## [DATA SECTION]

----------------------------------------

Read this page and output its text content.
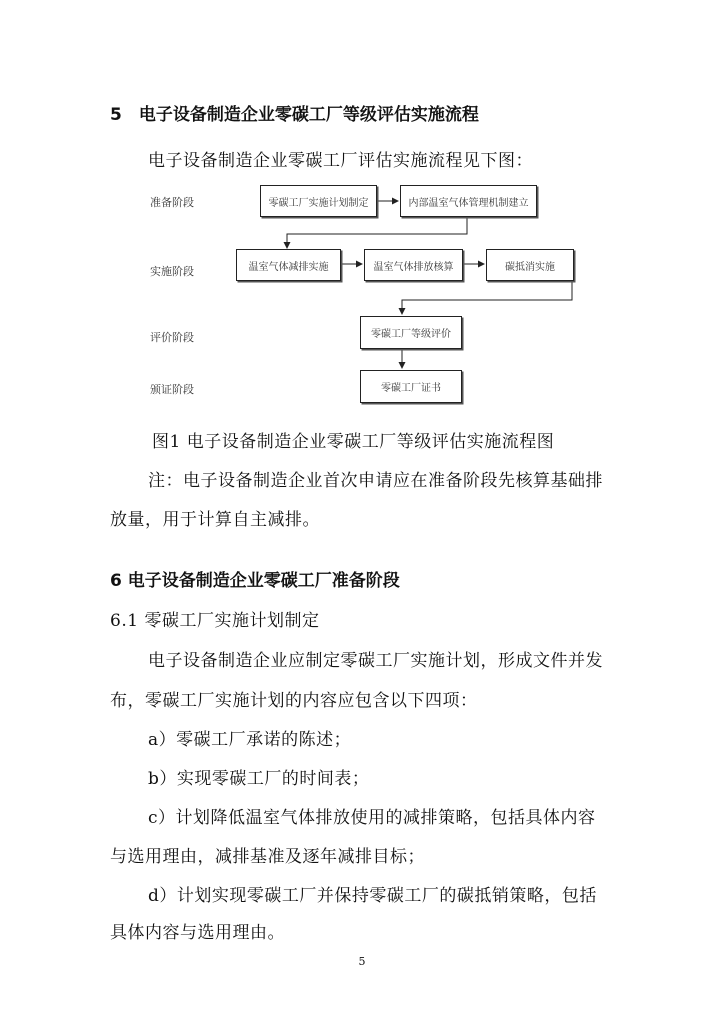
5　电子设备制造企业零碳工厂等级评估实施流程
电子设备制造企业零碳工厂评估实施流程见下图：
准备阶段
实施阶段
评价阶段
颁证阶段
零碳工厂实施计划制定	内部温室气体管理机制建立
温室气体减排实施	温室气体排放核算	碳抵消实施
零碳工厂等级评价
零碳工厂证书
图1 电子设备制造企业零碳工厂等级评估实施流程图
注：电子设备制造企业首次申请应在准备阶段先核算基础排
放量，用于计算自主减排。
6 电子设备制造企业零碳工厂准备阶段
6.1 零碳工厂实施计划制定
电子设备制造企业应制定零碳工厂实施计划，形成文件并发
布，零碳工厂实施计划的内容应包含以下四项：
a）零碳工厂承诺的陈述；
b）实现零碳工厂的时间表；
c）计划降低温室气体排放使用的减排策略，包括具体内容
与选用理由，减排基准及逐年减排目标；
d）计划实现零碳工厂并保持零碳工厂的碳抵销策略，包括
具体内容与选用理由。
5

----------------------------------------

## [WORK INSTRUCTIONS]
List all lines above in which the string "零碳工厂实施计划制定" appears.

## [EXERCISE SOLUTION]
零碳工厂实施计划制定	内部温室气体管理机制建立
6.1 零碳工厂实施计划制定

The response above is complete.